# EXERCISE INPUT
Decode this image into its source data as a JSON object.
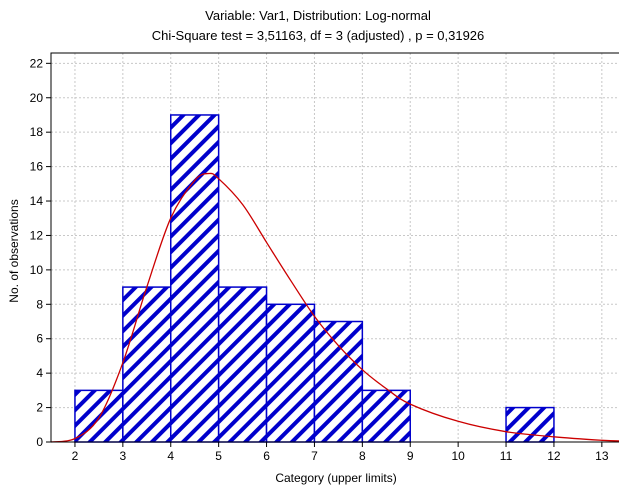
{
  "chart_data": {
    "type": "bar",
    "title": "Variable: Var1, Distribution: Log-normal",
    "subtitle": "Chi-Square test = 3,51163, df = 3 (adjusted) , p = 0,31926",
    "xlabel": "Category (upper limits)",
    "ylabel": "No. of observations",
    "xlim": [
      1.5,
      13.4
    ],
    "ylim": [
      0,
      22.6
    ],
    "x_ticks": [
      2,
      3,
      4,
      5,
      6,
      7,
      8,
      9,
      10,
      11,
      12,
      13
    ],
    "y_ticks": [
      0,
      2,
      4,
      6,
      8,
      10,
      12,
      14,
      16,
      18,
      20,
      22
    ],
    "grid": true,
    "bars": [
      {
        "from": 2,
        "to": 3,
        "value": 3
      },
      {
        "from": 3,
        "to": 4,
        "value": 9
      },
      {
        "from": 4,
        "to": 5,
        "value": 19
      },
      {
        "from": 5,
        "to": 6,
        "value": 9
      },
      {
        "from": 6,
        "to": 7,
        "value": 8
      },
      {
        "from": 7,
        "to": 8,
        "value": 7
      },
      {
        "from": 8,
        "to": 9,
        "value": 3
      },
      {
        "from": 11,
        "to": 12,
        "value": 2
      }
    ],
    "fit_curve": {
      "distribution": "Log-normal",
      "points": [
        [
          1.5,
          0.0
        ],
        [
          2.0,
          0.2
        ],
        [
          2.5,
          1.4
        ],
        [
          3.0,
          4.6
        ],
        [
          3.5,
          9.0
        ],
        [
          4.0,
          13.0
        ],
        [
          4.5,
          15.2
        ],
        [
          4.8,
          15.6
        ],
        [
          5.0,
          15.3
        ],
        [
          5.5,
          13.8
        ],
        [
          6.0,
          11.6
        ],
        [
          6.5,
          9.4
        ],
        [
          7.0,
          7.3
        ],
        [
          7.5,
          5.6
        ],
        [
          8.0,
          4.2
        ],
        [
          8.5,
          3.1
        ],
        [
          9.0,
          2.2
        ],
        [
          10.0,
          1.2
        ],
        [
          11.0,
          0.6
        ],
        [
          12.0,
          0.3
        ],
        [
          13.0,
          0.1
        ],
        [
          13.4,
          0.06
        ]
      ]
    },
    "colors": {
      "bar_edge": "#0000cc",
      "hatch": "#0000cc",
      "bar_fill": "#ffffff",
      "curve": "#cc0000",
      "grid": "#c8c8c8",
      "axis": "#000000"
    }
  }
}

# WORK TO COMPLETE
Pictures are excluded; copy every other part of the records exactly.

# THE ANSWER
Decode this image into its source data as a JSON object.
{
  "chart_data": {
    "type": "bar",
    "title": "Variable: Var1, Distribution: Log-normal",
    "subtitle": "Chi-Square test = 3,51163, df = 3 (adjusted) , p = 0,31926",
    "xlabel": "Category (upper limits)",
    "ylabel": "No. of observations",
    "xlim": [
      1.5,
      13.4
    ],
    "ylim": [
      0,
      22.6
    ],
    "x_ticks": [
      2,
      3,
      4,
      5,
      6,
      7,
      8,
      9,
      10,
      11,
      12,
      13
    ],
    "y_ticks": [
      0,
      2,
      4,
      6,
      8,
      10,
      12,
      14,
      16,
      18,
      20,
      22
    ],
    "grid": true,
    "bars": [
      {
        "from": 2,
        "to": 3,
        "value": 3
      },
      {
        "from": 3,
        "to": 4,
        "value": 9
      },
      {
        "from": 4,
        "to": 5,
        "value": 19
      },
      {
        "from": 5,
        "to": 6,
        "value": 9
      },
      {
        "from": 6,
        "to": 7,
        "value": 8
      },
      {
        "from": 7,
        "to": 8,
        "value": 7
      },
      {
        "from": 8,
        "to": 9,
        "value": 3
      },
      {
        "from": 11,
        "to": 12,
        "value": 2
      }
    ],
    "fit_curve": {
      "distribution": "Log-normal",
      "points": [
        [
          1.5,
          0.0
        ],
        [
          2.0,
          0.2
        ],
        [
          2.5,
          1.4
        ],
        [
          3.0,
          4.6
        ],
        [
          3.5,
          9.0
        ],
        [
          4.0,
          13.0
        ],
        [
          4.5,
          15.2
        ],
        [
          4.8,
          15.6
        ],
        [
          5.0,
          15.3
        ],
        [
          5.5,
          13.8
        ],
        [
          6.0,
          11.6
        ],
        [
          6.5,
          9.4
        ],
        [
          7.0,
          7.3
        ],
        [
          7.5,
          5.6
        ],
        [
          8.0,
          4.2
        ],
        [
          8.5,
          3.1
        ],
        [
          9.0,
          2.2
        ],
        [
          10.0,
          1.2
        ],
        [
          11.0,
          0.6
        ],
        [
          12.0,
          0.3
        ],
        [
          13.0,
          0.1
        ],
        [
          13.4,
          0.06
        ]
      ]
    },
    "colors": {
      "bar_edge": "#0000cc",
      "hatch": "#0000cc",
      "bar_fill": "#ffffff",
      "curve": "#cc0000",
      "grid": "#c8c8c8",
      "axis": "#000000"
    }
  }
}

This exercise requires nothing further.